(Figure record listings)
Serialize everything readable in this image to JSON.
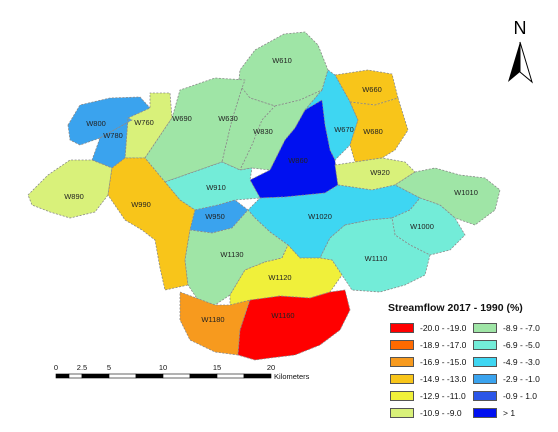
{
  "colors": {
    "c1": "#ff0000",
    "c2": "#ff6a00",
    "c3": "#f79a1e",
    "c4": "#f8c51a",
    "c5": "#f0f03a",
    "c6": "#d9f17a",
    "c7": "#9fe5a6",
    "c8": "#73ecd8",
    "c9": "#3ed6f2",
    "c10": "#3aa3ee",
    "c11": "#2b56e8",
    "c12": "#0010f0"
  },
  "watersheds": [
    {
      "label": "W610",
      "class": 7
    },
    {
      "label": "W660",
      "class": 4
    },
    {
      "label": "W800",
      "class": 10
    },
    {
      "label": "W760",
      "class": 6
    },
    {
      "label": "W690",
      "class": 7
    },
    {
      "label": "W630",
      "class": 7
    },
    {
      "label": "W780",
      "class": 10
    },
    {
      "label": "W830",
      "class": 7
    },
    {
      "label": "W670",
      "class": 9
    },
    {
      "label": "W680",
      "class": 4
    },
    {
      "label": "W860",
      "class": 12
    },
    {
      "label": "W920",
      "class": 6
    },
    {
      "label": "W890",
      "class": 6
    },
    {
      "label": "W910",
      "class": 8
    },
    {
      "label": "W1010",
      "class": 7
    },
    {
      "label": "W990",
      "class": 4
    },
    {
      "label": "W950",
      "class": 10
    },
    {
      "label": "W1020",
      "class": 9
    },
    {
      "label": "W1000",
      "class": 8
    },
    {
      "label": "W1130",
      "class": 7
    },
    {
      "label": "W1110",
      "class": 8
    },
    {
      "label": "W1120",
      "class": 5
    },
    {
      "label": "W1180",
      "class": 3
    },
    {
      "label": "W1160",
      "class": 1
    }
  ],
  "legend": {
    "title": "Streamflow 2017 - 1990 (%)",
    "classes": [
      {
        "label": "-20.0 - -19.0",
        "color": "#ff0000"
      },
      {
        "label": "-18.9 - -17.0",
        "color": "#ff6a00"
      },
      {
        "label": "-16.9 - -15.0",
        "color": "#f79a1e"
      },
      {
        "label": "-14.9 - -13.0",
        "color": "#f8c51a"
      },
      {
        "label": "-12.9 - -11.0",
        "color": "#f0f03a"
      },
      {
        "label": "-10.9 - -9.0",
        "color": "#d9f17a"
      },
      {
        "label": "-8.9 - -7.0",
        "color": "#9fe5a6"
      },
      {
        "label": "-6.9 - -5.0",
        "color": "#73ecd8"
      },
      {
        "label": "-4.9 - -3.0",
        "color": "#3ed6f2"
      },
      {
        "label": "-2.9 - -1.0",
        "color": "#3aa3ee"
      },
      {
        "label": "-0.9 - 1.0",
        "color": "#2b56e8"
      },
      {
        "label": "> 1",
        "color": "#0010f0"
      }
    ]
  },
  "scale_bar": {
    "ticks": [
      "0",
      "2.5",
      "5",
      "10",
      "15",
      "20"
    ],
    "unit": "Kilometers"
  },
  "north_arrow": {
    "label": "N"
  }
}
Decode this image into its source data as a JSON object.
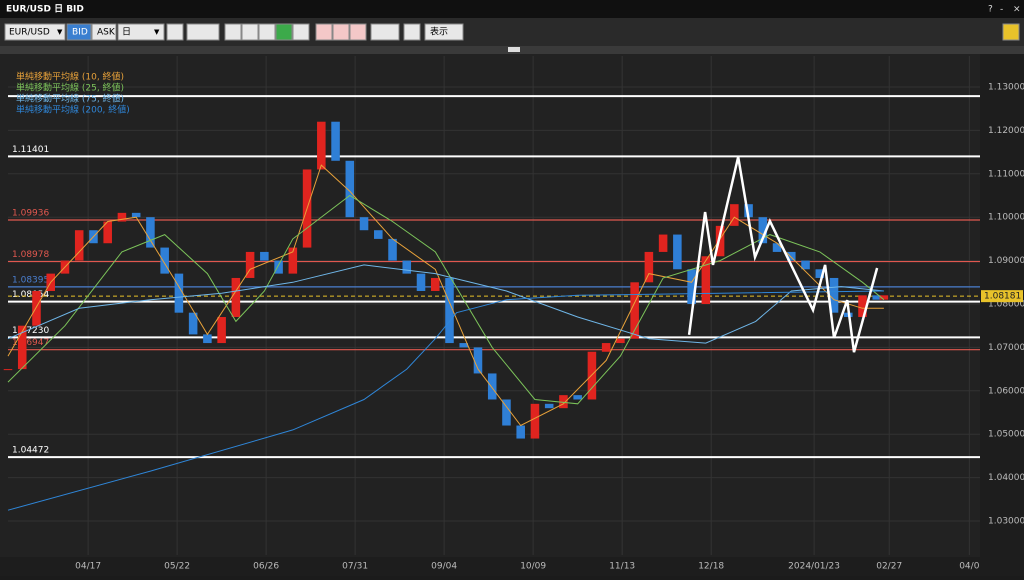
{
  "window": {
    "title": "EUR/USD 日 BID",
    "buttons": [
      "?",
      "‐",
      "×"
    ]
  },
  "toolbar": {
    "symbol": "EUR/USD",
    "bid": "BID",
    "ask": "ASK",
    "period": "日",
    "view": "表示"
  },
  "chart_data": {
    "type": "candlestick",
    "x": [
      0,
      4,
      8,
      12,
      16,
      20,
      24,
      28,
      32,
      36,
      40,
      44,
      48,
      52,
      56,
      60,
      64,
      68,
      72,
      76,
      80,
      84,
      88,
      92,
      96,
      100,
      104,
      108,
      112,
      116,
      120,
      124,
      128,
      132,
      136,
      140,
      144,
      148,
      152,
      156,
      160,
      164,
      168,
      172,
      176,
      180,
      184,
      188,
      192,
      196,
      200,
      204,
      208,
      212,
      216,
      220,
      224,
      228,
      232,
      236,
      240,
      244,
      246
    ],
    "values": [
      1.065,
      1.075,
      1.083,
      1.087,
      1.09,
      1.097,
      1.094,
      1.099,
      1.101,
      1.1,
      1.093,
      1.087,
      1.078,
      1.073,
      1.071,
      1.077,
      1.086,
      1.092,
      1.09,
      1.087,
      1.093,
      1.111,
      1.122,
      1.113,
      1.1,
      1.097,
      1.095,
      1.09,
      1.087,
      1.083,
      1.086,
      1.071,
      1.07,
      1.064,
      1.058,
      1.052,
      1.049,
      1.057,
      1.056,
      1.059,
      1.058,
      1.069,
      1.071,
      1.072,
      1.085,
      1.092,
      1.096,
      1.088,
      1.08,
      1.091,
      1.098,
      1.103,
      1.1,
      1.094,
      1.092,
      1.09,
      1.088,
      1.086,
      1.078,
      1.077,
      1.082,
      1.081,
      1.082
    ],
    "up_color": "#e0241f",
    "down_color": "#2f7fd6",
    "series": [
      {
        "name": "単純移動平均線 (10, 終値)",
        "color": "#e8a23a",
        "x": [
          0,
          12,
          28,
          36,
          48,
          56,
          68,
          80,
          88,
          96,
          108,
          120,
          132,
          144,
          156,
          168,
          180,
          192,
          204,
          216,
          232,
          240,
          246
        ],
        "values": [
          1.068,
          1.085,
          1.099,
          1.1,
          1.084,
          1.073,
          1.088,
          1.092,
          1.112,
          1.106,
          1.095,
          1.088,
          1.065,
          1.052,
          1.057,
          1.067,
          1.087,
          1.085,
          1.1,
          1.094,
          1.081,
          1.079,
          1.079
        ]
      },
      {
        "name": "単純移動平均線 (25, 終値)",
        "color": "#7cc35a",
        "x": [
          0,
          16,
          32,
          44,
          56,
          64,
          72,
          80,
          96,
          108,
          120,
          136,
          148,
          160,
          172,
          184,
          200,
          214,
          228,
          240,
          246
        ],
        "values": [
          1.062,
          1.075,
          1.092,
          1.096,
          1.087,
          1.076,
          1.083,
          1.095,
          1.105,
          1.099,
          1.092,
          1.07,
          1.058,
          1.057,
          1.068,
          1.086,
          1.09,
          1.096,
          1.092,
          1.085,
          1.081
        ]
      },
      {
        "name": "単純移動平均線 (75, 終値)",
        "color": "#6fb6e8",
        "x": [
          0,
          20,
          40,
          60,
          80,
          100,
          120,
          140,
          160,
          180,
          196,
          210,
          220,
          234,
          246
        ],
        "values": [
          1.072,
          1.079,
          1.081,
          1.0825,
          1.085,
          1.089,
          1.087,
          1.083,
          1.077,
          1.072,
          1.071,
          1.076,
          1.083,
          1.084,
          1.083
        ]
      },
      {
        "name": "単純移動平均線 (200, 終値)",
        "color": "#2f86d8",
        "x": [
          0,
          40,
          80,
          100,
          112,
          120,
          126,
          140,
          160,
          200,
          246
        ],
        "values": [
          1.0325,
          1.0415,
          1.051,
          1.058,
          1.065,
          1.072,
          1.078,
          1.081,
          1.082,
          1.0825,
          1.083
        ]
      }
    ],
    "zigzag": {
      "color": "#ffffff",
      "x": [
        191.3,
        195.8,
        198.0,
        205.1,
        209.8,
        214.0,
        226.1,
        229.5,
        232.0,
        235.7,
        237.6,
        244.1
      ],
      "values": [
        1.0729,
        1.1012,
        1.089,
        1.1139,
        1.0908,
        1.0991,
        1.0786,
        1.089,
        1.0722,
        1.0809,
        1.0689,
        1.0883
      ]
    },
    "levels": [
      {
        "value": 1.1279,
        "color": "#ffffff"
      },
      {
        "value": 1.11401,
        "label": "1.11401",
        "color": "#ffffff"
      },
      {
        "value": 1.09936,
        "label": "1.09936",
        "color": "#e0584f"
      },
      {
        "value": 1.08978,
        "label": "1.08978",
        "color": "#e0584f"
      },
      {
        "value": 1.08395,
        "label": "1.08395",
        "color": "#4a7fd0"
      },
      {
        "value": 1.08054,
        "label": "1.08054",
        "color": "#ffffff"
      },
      {
        "value": 1.0723,
        "label": "1.07230",
        "color": "#ffffff"
      },
      {
        "value": 1.06947,
        "label": "1.06947",
        "color": "#e0584f"
      },
      {
        "value": 1.04472,
        "label": "1.04472",
        "color": "#ffffff"
      }
    ],
    "current_price": {
      "value": 1.08181,
      "label": "1.08181",
      "color": "#e8c22a"
    },
    "xlim": [
      0,
      273
    ],
    "ylim": [
      1.02217,
      1.13714
    ],
    "xticks": [
      {
        "value": 22.5,
        "label": "04/17"
      },
      {
        "value": 47.5,
        "label": "05/22"
      },
      {
        "value": 72.5,
        "label": "06/26"
      },
      {
        "value": 97.5,
        "label": "07/31"
      },
      {
        "value": 122.5,
        "label": "09/04"
      },
      {
        "value": 147.5,
        "label": "10/09"
      },
      {
        "value": 172.5,
        "label": "11/13"
      },
      {
        "value": 197.5,
        "label": "12/18"
      },
      {
        "value": 226.4,
        "label": "2024/01/23"
      },
      {
        "value": 247.5,
        "label": "02/27"
      },
      {
        "value": 270,
        "label": "04/0"
      }
    ],
    "yticks": [
      {
        "value": 1.03,
        "label": "1.03000"
      },
      {
        "value": 1.04,
        "label": "1.04000"
      },
      {
        "value": 1.05,
        "label": "1.05000"
      },
      {
        "value": 1.06,
        "label": "1.06000"
      },
      {
        "value": 1.07,
        "label": "1.07000"
      },
      {
        "value": 1.08,
        "label": "1.08000"
      },
      {
        "value": 1.09,
        "label": "1.09000"
      },
      {
        "value": 1.1,
        "label": "1.10000"
      },
      {
        "value": 1.11,
        "label": "1.11000"
      },
      {
        "value": 1.12,
        "label": "1.12000"
      },
      {
        "value": 1.13,
        "label": "1.13000"
      }
    ],
    "grid": true
  }
}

== WORK INSTRUCTIONS ==
Search the preceding listing for the word "image" and pull out every line that holds it.

== FINAL ANSWER ==
Serialize everything readable in this image to JSON.
Decode this image into its source data as a JSON object.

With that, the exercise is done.